* Problem to solve
Copy out each line of the material below that holds the string "bottom".

— START Given entries —

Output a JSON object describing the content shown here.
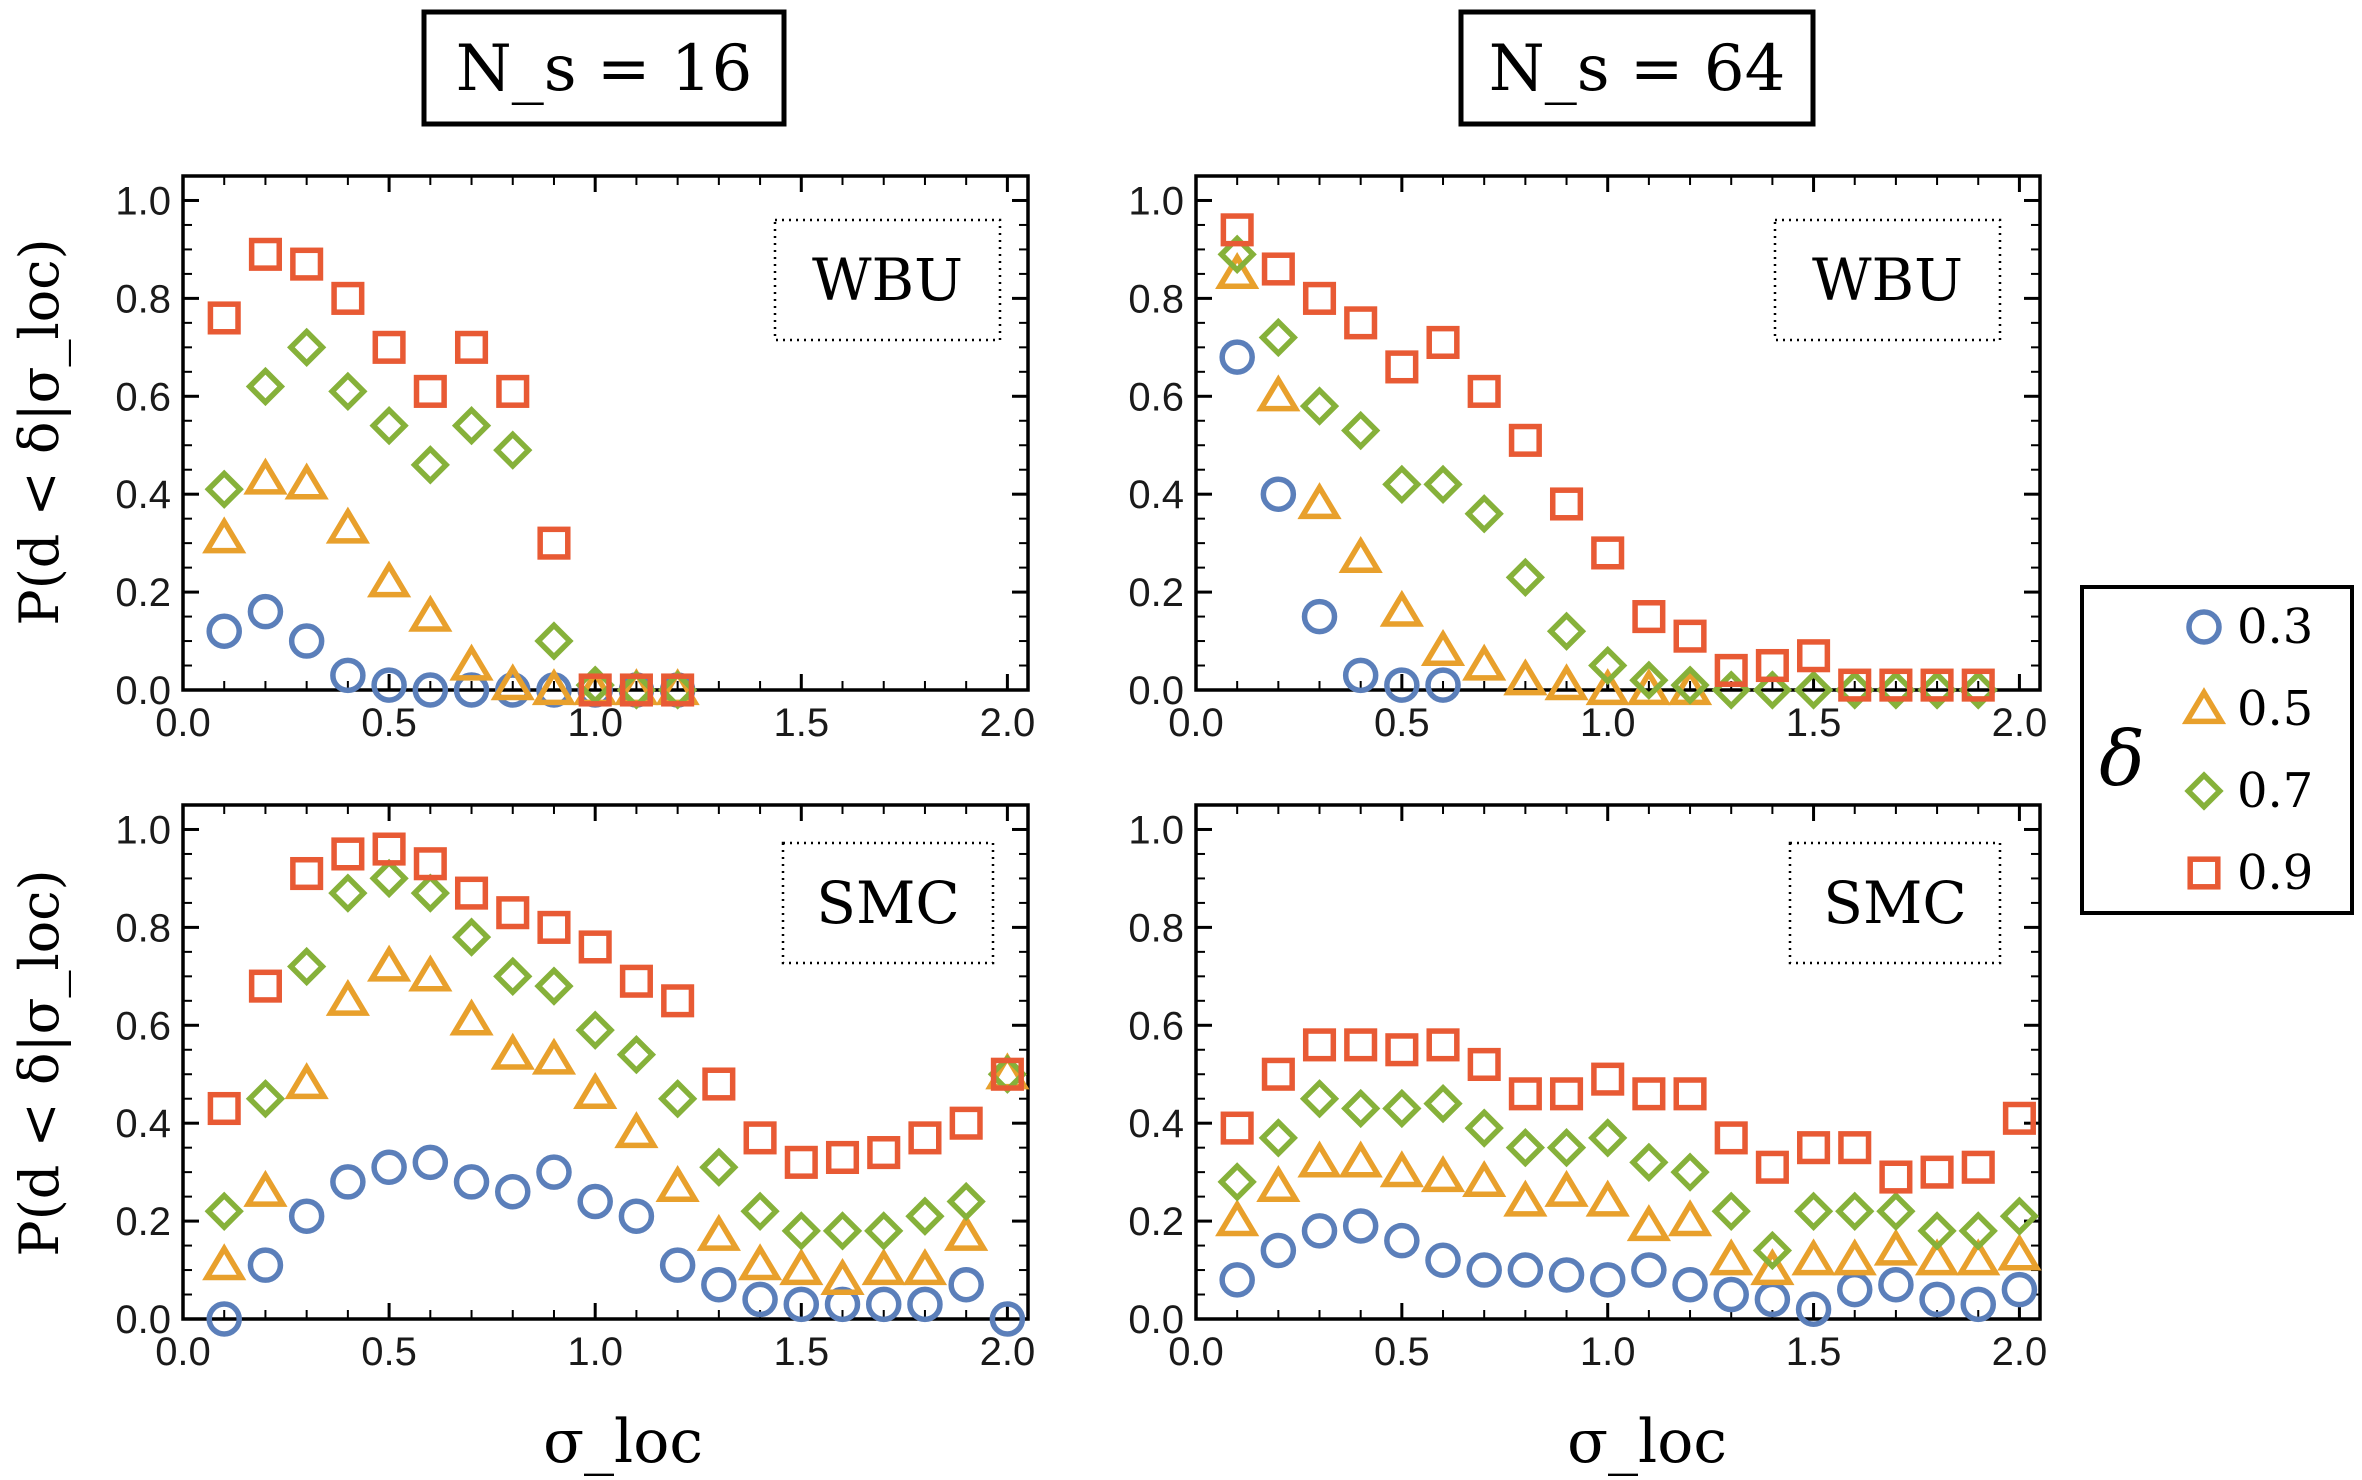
{
  "column_titles": [
    "N_s = 16",
    "N_s = 64"
  ],
  "ylabel": "P(d < δ|σ_loc)",
  "xlabel": "σ_loc",
  "legend": {
    "title": "δ",
    "entries": [
      {
        "label": "0.3",
        "color": "#5b7fba",
        "marker": "circle"
      },
      {
        "label": "0.5",
        "color": "#e8a02c",
        "marker": "triangle"
      },
      {
        "label": "0.7",
        "color": "#86b13a",
        "marker": "diamond"
      },
      {
        "label": "0.9",
        "color": "#e85a34",
        "marker": "square"
      }
    ]
  },
  "chart_data": [
    {
      "type": "scatter",
      "panel": "top-left",
      "column": "N_s = 16",
      "annotation": "WBU",
      "xlim": [
        0,
        2.05
      ],
      "ylim": [
        0,
        1.05
      ],
      "xticks": [
        "0.0",
        "0.5",
        "1.0",
        "1.5",
        "2.0"
      ],
      "yticks": [
        "0.0",
        "0.2",
        "0.4",
        "0.6",
        "0.8",
        "1.0"
      ],
      "series": [
        {
          "name": "0.3",
          "x": [
            0.1,
            0.2,
            0.3,
            0.4,
            0.5,
            0.6,
            0.7,
            0.8,
            0.9,
            1.0,
            1.1,
            1.2
          ],
          "y": [
            0.12,
            0.16,
            0.1,
            0.03,
            0.01,
            0.0,
            0.0,
            0.0,
            0.0,
            0.0,
            0.0,
            0.0
          ]
        },
        {
          "name": "0.5",
          "x": [
            0.1,
            0.2,
            0.3,
            0.4,
            0.5,
            0.6,
            0.7,
            0.8,
            0.9,
            1.0,
            1.1,
            1.2
          ],
          "y": [
            0.31,
            0.43,
            0.42,
            0.33,
            0.22,
            0.15,
            0.05,
            0.01,
            0.0,
            0.0,
            0.0,
            0.0
          ]
        },
        {
          "name": "0.7",
          "x": [
            0.1,
            0.2,
            0.3,
            0.4,
            0.5,
            0.6,
            0.7,
            0.8,
            0.9,
            1.0,
            1.1,
            1.2
          ],
          "y": [
            0.41,
            0.62,
            0.7,
            0.61,
            0.54,
            0.46,
            0.54,
            0.49,
            0.1,
            0.01,
            0.0,
            0.0
          ]
        },
        {
          "name": "0.9",
          "x": [
            0.1,
            0.2,
            0.3,
            0.4,
            0.5,
            0.6,
            0.7,
            0.8,
            0.9,
            1.0,
            1.1,
            1.2
          ],
          "y": [
            0.76,
            0.89,
            0.87,
            0.8,
            0.7,
            0.61,
            0.7,
            0.61,
            0.3,
            0.0,
            0.0,
            0.0
          ]
        }
      ]
    },
    {
      "type": "scatter",
      "panel": "top-right",
      "column": "N_s = 64",
      "annotation": "WBU",
      "xlim": [
        0,
        2.05
      ],
      "ylim": [
        0,
        1.05
      ],
      "xticks": [
        "0.0",
        "0.5",
        "1.0",
        "1.5",
        "2.0"
      ],
      "yticks": [
        "0.0",
        "0.2",
        "0.4",
        "0.6",
        "0.8",
        "1.0"
      ],
      "series": [
        {
          "name": "0.3",
          "x": [
            0.1,
            0.2,
            0.3,
            0.4,
            0.5,
            0.6
          ],
          "y": [
            0.68,
            0.4,
            0.15,
            0.03,
            0.01,
            0.01
          ]
        },
        {
          "name": "0.5",
          "x": [
            0.1,
            0.2,
            0.3,
            0.4,
            0.5,
            0.6,
            0.7,
            0.8,
            0.9,
            1.0,
            1.1,
            1.2
          ],
          "y": [
            0.85,
            0.6,
            0.38,
            0.27,
            0.16,
            0.08,
            0.05,
            0.02,
            0.01,
            0.0,
            0.0,
            0.0
          ]
        },
        {
          "name": "0.7",
          "x": [
            0.1,
            0.2,
            0.3,
            0.4,
            0.5,
            0.6,
            0.7,
            0.8,
            0.9,
            1.0,
            1.1,
            1.2,
            1.3,
            1.4,
            1.5,
            1.6,
            1.7,
            1.8,
            1.9
          ],
          "y": [
            0.89,
            0.72,
            0.58,
            0.53,
            0.42,
            0.42,
            0.36,
            0.23,
            0.12,
            0.05,
            0.02,
            0.01,
            0.0,
            0.0,
            0.0,
            0.0,
            0.0,
            0.0,
            0.0
          ]
        },
        {
          "name": "0.9",
          "x": [
            0.1,
            0.2,
            0.3,
            0.4,
            0.5,
            0.6,
            0.7,
            0.8,
            0.9,
            1.0,
            1.1,
            1.2,
            1.3,
            1.4,
            1.5,
            1.6,
            1.7,
            1.8,
            1.9
          ],
          "y": [
            0.94,
            0.86,
            0.8,
            0.75,
            0.66,
            0.71,
            0.61,
            0.51,
            0.38,
            0.28,
            0.15,
            0.11,
            0.04,
            0.05,
            0.07,
            0.01,
            0.01,
            0.01,
            0.01
          ]
        }
      ]
    },
    {
      "type": "scatter",
      "panel": "bottom-left",
      "column": "N_s = 16",
      "annotation": "SMC",
      "xlim": [
        0,
        2.05
      ],
      "ylim": [
        0,
        1.05
      ],
      "xticks": [
        "0.0",
        "0.5",
        "1.0",
        "1.5",
        "2.0"
      ],
      "yticks": [
        "0.0",
        "0.2",
        "0.4",
        "0.6",
        "0.8",
        "1.0"
      ],
      "series": [
        {
          "name": "0.3",
          "x": [
            0.1,
            0.2,
            0.3,
            0.4,
            0.5,
            0.6,
            0.7,
            0.8,
            0.9,
            1.0,
            1.1,
            1.2,
            1.3,
            1.4,
            1.5,
            1.6,
            1.7,
            1.8,
            1.9,
            2.0
          ],
          "y": [
            0.0,
            0.11,
            0.21,
            0.28,
            0.31,
            0.32,
            0.28,
            0.26,
            0.3,
            0.24,
            0.21,
            0.11,
            0.07,
            0.04,
            0.03,
            0.03,
            0.03,
            0.03,
            0.07,
            0.0
          ]
        },
        {
          "name": "0.5",
          "x": [
            0.1,
            0.2,
            0.3,
            0.4,
            0.5,
            0.6,
            0.7,
            0.8,
            0.9,
            1.0,
            1.1,
            1.2,
            1.3,
            1.4,
            1.5,
            1.6,
            1.7,
            1.8,
            1.9,
            2.0
          ],
          "y": [
            0.11,
            0.26,
            0.48,
            0.65,
            0.72,
            0.7,
            0.61,
            0.54,
            0.53,
            0.46,
            0.38,
            0.27,
            0.17,
            0.11,
            0.1,
            0.08,
            0.1,
            0.1,
            0.17,
            0.5
          ]
        },
        {
          "name": "0.7",
          "x": [
            0.1,
            0.2,
            0.3,
            0.4,
            0.5,
            0.6,
            0.7,
            0.8,
            0.9,
            1.0,
            1.1,
            1.2,
            1.3,
            1.4,
            1.5,
            1.6,
            1.7,
            1.8,
            1.9,
            2.0
          ],
          "y": [
            0.22,
            0.45,
            0.72,
            0.87,
            0.9,
            0.87,
            0.78,
            0.7,
            0.68,
            0.59,
            0.54,
            0.45,
            0.31,
            0.22,
            0.18,
            0.18,
            0.18,
            0.21,
            0.24,
            0.5
          ]
        },
        {
          "name": "0.9",
          "x": [
            0.1,
            0.2,
            0.3,
            0.4,
            0.5,
            0.6,
            0.7,
            0.8,
            0.9,
            1.0,
            1.1,
            1.2,
            1.3,
            1.4,
            1.5,
            1.6,
            1.7,
            1.8,
            1.9,
            2.0
          ],
          "y": [
            0.43,
            0.68,
            0.91,
            0.95,
            0.96,
            0.93,
            0.87,
            0.83,
            0.8,
            0.76,
            0.69,
            0.65,
            0.48,
            0.37,
            0.32,
            0.33,
            0.34,
            0.37,
            0.4,
            0.5
          ]
        }
      ]
    },
    {
      "type": "scatter",
      "panel": "bottom-right",
      "column": "N_s = 64",
      "annotation": "SMC",
      "xlim": [
        0,
        2.05
      ],
      "ylim": [
        0,
        1.05
      ],
      "xticks": [
        "0.0",
        "0.5",
        "1.0",
        "1.5",
        "2.0"
      ],
      "yticks": [
        "0.0",
        "0.2",
        "0.4",
        "0.6",
        "0.8",
        "1.0"
      ],
      "series": [
        {
          "name": "0.3",
          "x": [
            0.1,
            0.2,
            0.3,
            0.4,
            0.5,
            0.6,
            0.7,
            0.8,
            0.9,
            1.0,
            1.1,
            1.2,
            1.3,
            1.4,
            1.5,
            1.6,
            1.7,
            1.8,
            1.9,
            2.0
          ],
          "y": [
            0.08,
            0.14,
            0.18,
            0.19,
            0.16,
            0.12,
            0.1,
            0.1,
            0.09,
            0.08,
            0.1,
            0.07,
            0.05,
            0.04,
            0.02,
            0.06,
            0.07,
            0.04,
            0.03,
            0.06
          ]
        },
        {
          "name": "0.5",
          "x": [
            0.1,
            0.2,
            0.3,
            0.4,
            0.5,
            0.6,
            0.7,
            0.8,
            0.9,
            1.0,
            1.1,
            1.2,
            1.3,
            1.4,
            1.5,
            1.6,
            1.7,
            1.8,
            1.9,
            2.0
          ],
          "y": [
            0.2,
            0.27,
            0.32,
            0.32,
            0.3,
            0.29,
            0.28,
            0.24,
            0.26,
            0.24,
            0.19,
            0.2,
            0.12,
            0.1,
            0.12,
            0.12,
            0.14,
            0.12,
            0.12,
            0.13
          ]
        },
        {
          "name": "0.7",
          "x": [
            0.1,
            0.2,
            0.3,
            0.4,
            0.5,
            0.6,
            0.7,
            0.8,
            0.9,
            1.0,
            1.1,
            1.2,
            1.3,
            1.4,
            1.5,
            1.6,
            1.7,
            1.8,
            1.9,
            2.0
          ],
          "y": [
            0.28,
            0.37,
            0.45,
            0.43,
            0.43,
            0.44,
            0.39,
            0.35,
            0.35,
            0.37,
            0.32,
            0.3,
            0.22,
            0.14,
            0.22,
            0.22,
            0.22,
            0.18,
            0.18,
            0.21
          ]
        },
        {
          "name": "0.9",
          "x": [
            0.1,
            0.2,
            0.3,
            0.4,
            0.5,
            0.6,
            0.7,
            0.8,
            0.9,
            1.0,
            1.1,
            1.2,
            1.3,
            1.4,
            1.5,
            1.6,
            1.7,
            1.8,
            1.9,
            2.0
          ],
          "y": [
            0.39,
            0.5,
            0.56,
            0.56,
            0.55,
            0.56,
            0.52,
            0.46,
            0.46,
            0.49,
            0.46,
            0.46,
            0.37,
            0.31,
            0.35,
            0.35,
            0.29,
            0.3,
            0.31,
            0.41
          ]
        }
      ]
    }
  ]
}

— END Given entries —

* Solution for this exercise
      "panel": "bottom-left",
      "panel": "bottom-right",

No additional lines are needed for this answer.